THE PROBLEM → Answer with a single number: the count of lines that include the string "triangle".

** Start of DATA LINES **

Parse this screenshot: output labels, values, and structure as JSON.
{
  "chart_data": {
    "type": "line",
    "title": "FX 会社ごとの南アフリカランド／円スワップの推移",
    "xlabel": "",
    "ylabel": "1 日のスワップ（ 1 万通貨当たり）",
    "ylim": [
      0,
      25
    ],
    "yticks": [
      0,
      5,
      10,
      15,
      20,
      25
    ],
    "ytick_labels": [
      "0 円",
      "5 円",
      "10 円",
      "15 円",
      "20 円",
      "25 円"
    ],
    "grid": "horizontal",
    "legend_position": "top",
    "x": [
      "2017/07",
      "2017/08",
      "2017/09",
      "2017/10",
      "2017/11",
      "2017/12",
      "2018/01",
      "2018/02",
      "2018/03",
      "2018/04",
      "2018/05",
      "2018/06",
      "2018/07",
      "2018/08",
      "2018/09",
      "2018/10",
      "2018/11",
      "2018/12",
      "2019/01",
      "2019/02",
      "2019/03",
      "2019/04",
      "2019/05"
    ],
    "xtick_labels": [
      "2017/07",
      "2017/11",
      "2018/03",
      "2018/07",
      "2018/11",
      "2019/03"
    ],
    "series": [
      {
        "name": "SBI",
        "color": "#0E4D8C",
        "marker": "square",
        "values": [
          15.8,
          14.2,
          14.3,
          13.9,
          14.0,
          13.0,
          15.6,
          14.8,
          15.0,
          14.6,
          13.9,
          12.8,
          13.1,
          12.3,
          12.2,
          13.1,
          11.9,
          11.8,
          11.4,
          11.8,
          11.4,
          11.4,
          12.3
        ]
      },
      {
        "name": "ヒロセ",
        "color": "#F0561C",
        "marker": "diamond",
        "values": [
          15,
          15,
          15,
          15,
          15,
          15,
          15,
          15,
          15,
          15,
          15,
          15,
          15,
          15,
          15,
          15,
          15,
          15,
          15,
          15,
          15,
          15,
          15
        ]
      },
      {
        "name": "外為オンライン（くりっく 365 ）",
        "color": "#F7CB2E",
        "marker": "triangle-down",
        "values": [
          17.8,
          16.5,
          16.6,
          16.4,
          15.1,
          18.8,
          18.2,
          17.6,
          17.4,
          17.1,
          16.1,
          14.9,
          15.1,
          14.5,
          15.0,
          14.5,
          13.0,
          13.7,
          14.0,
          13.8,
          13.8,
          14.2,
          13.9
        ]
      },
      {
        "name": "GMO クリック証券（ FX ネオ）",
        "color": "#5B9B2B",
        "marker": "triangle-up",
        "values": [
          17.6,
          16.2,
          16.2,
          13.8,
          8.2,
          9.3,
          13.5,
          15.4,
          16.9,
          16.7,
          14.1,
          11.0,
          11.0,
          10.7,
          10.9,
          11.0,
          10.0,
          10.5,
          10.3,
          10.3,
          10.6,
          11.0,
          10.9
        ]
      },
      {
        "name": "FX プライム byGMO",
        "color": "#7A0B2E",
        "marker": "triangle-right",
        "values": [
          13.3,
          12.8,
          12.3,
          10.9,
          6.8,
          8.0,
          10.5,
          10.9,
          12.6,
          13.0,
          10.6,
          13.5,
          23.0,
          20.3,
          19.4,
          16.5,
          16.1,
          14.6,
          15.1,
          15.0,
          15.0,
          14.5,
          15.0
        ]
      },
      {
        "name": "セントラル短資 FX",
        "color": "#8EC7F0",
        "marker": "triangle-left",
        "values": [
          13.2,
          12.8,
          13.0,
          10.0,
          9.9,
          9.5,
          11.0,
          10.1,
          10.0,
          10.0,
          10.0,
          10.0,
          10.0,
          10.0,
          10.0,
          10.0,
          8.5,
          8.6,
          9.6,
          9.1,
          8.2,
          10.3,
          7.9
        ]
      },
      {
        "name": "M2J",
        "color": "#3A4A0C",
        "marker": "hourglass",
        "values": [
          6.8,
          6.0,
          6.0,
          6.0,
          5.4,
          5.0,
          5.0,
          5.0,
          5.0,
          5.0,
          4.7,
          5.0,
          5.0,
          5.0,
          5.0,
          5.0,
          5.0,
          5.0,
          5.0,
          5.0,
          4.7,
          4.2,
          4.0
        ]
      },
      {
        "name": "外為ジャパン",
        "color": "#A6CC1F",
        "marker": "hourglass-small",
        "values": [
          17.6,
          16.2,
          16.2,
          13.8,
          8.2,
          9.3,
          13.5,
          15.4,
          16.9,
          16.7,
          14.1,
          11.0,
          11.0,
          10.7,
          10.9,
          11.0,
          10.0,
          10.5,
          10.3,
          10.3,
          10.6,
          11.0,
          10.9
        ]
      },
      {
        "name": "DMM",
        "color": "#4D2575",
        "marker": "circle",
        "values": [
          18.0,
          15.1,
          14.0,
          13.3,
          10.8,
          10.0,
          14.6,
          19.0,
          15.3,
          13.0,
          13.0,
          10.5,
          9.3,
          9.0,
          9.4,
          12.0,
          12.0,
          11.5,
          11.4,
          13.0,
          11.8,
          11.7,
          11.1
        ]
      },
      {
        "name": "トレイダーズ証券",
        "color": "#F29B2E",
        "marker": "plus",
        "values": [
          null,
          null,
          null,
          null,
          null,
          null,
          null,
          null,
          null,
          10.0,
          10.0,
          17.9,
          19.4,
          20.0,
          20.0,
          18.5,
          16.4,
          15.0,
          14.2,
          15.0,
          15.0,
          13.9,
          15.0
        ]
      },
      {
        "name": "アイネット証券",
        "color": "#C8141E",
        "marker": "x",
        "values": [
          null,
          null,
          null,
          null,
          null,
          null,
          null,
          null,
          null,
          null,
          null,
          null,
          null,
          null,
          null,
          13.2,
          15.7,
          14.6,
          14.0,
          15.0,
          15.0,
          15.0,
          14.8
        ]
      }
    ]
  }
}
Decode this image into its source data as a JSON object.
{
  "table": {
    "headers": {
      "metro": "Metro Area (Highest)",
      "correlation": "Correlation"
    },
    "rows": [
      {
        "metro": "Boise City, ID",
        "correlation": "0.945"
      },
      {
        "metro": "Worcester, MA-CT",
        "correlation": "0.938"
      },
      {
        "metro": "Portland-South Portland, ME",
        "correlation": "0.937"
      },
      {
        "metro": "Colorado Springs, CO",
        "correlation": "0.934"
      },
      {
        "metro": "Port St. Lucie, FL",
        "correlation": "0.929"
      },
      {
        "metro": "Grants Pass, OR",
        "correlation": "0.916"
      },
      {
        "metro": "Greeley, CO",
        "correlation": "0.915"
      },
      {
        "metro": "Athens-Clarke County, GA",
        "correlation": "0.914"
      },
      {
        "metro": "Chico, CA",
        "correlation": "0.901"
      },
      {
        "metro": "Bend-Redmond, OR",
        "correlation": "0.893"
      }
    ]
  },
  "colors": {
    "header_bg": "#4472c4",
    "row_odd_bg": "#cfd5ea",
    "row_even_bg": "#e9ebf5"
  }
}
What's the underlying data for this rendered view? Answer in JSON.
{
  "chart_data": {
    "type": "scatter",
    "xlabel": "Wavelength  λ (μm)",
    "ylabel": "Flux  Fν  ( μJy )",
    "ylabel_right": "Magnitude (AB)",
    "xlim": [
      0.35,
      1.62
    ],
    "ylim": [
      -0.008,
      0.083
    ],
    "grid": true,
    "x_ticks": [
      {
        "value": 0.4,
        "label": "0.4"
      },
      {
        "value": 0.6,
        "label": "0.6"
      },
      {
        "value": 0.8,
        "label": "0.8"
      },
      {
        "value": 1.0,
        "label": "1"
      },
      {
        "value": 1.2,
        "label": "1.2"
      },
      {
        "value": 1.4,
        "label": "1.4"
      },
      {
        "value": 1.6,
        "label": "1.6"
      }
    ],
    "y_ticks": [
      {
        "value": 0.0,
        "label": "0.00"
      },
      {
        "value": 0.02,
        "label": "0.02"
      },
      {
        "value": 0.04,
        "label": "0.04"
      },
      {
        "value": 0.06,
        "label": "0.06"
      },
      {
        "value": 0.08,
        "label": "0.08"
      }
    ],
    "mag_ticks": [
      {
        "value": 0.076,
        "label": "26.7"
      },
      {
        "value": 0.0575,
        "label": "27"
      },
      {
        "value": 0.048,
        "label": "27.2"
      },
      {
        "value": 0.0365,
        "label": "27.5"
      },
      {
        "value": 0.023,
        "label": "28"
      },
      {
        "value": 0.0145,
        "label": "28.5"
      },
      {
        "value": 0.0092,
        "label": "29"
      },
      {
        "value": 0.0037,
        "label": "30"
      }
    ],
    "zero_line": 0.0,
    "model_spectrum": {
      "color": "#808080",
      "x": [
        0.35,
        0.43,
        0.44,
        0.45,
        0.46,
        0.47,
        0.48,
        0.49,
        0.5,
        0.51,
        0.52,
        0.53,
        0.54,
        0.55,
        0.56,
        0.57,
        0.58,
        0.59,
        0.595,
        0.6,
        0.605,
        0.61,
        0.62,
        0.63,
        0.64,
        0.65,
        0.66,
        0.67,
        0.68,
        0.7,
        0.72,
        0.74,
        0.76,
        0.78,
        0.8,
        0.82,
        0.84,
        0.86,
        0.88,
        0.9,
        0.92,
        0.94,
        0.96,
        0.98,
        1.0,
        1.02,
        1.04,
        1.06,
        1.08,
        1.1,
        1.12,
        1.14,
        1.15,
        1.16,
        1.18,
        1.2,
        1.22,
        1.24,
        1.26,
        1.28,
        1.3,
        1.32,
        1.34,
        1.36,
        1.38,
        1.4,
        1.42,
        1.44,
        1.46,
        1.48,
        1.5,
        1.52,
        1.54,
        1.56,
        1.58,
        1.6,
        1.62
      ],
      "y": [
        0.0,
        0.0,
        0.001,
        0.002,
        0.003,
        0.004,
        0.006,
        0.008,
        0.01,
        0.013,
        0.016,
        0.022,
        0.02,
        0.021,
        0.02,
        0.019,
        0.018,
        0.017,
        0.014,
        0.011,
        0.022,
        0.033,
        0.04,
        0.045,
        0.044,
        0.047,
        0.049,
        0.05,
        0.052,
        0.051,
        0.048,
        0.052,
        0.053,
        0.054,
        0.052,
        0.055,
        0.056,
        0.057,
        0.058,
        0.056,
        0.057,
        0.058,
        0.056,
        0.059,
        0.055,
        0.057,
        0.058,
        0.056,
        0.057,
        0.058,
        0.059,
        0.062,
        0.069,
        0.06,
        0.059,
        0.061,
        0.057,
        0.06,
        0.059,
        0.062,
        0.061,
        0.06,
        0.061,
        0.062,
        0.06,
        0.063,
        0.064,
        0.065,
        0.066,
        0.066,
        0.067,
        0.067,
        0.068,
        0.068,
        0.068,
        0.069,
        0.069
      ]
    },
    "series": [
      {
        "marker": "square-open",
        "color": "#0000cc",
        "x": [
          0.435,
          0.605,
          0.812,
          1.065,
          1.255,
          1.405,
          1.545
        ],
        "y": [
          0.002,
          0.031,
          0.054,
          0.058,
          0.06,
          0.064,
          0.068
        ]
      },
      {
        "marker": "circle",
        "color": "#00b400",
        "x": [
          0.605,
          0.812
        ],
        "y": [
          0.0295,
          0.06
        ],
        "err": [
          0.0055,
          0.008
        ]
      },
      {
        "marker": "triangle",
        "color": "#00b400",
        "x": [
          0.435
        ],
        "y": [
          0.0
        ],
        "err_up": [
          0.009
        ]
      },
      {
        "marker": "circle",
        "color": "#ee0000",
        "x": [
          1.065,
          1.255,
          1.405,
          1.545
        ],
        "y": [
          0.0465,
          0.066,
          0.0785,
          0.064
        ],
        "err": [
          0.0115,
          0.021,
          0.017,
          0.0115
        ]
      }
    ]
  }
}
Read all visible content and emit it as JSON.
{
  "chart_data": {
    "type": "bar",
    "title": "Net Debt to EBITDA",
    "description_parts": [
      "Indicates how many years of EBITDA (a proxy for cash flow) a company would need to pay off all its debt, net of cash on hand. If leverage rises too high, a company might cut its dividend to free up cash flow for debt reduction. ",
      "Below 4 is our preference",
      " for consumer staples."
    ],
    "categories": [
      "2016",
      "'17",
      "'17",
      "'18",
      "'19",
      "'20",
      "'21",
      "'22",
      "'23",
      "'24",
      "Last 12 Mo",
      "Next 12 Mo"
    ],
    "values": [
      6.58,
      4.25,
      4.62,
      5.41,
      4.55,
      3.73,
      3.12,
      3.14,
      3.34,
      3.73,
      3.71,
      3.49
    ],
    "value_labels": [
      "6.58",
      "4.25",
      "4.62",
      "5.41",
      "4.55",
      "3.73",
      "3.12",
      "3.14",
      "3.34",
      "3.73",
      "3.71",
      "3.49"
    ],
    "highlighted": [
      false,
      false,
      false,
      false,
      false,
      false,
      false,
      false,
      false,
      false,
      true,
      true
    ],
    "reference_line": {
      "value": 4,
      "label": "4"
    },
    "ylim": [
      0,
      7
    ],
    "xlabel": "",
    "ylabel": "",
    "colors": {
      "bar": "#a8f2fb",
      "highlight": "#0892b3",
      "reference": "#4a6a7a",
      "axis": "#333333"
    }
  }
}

** End of DATA LINES **

FINAL RESULT → 5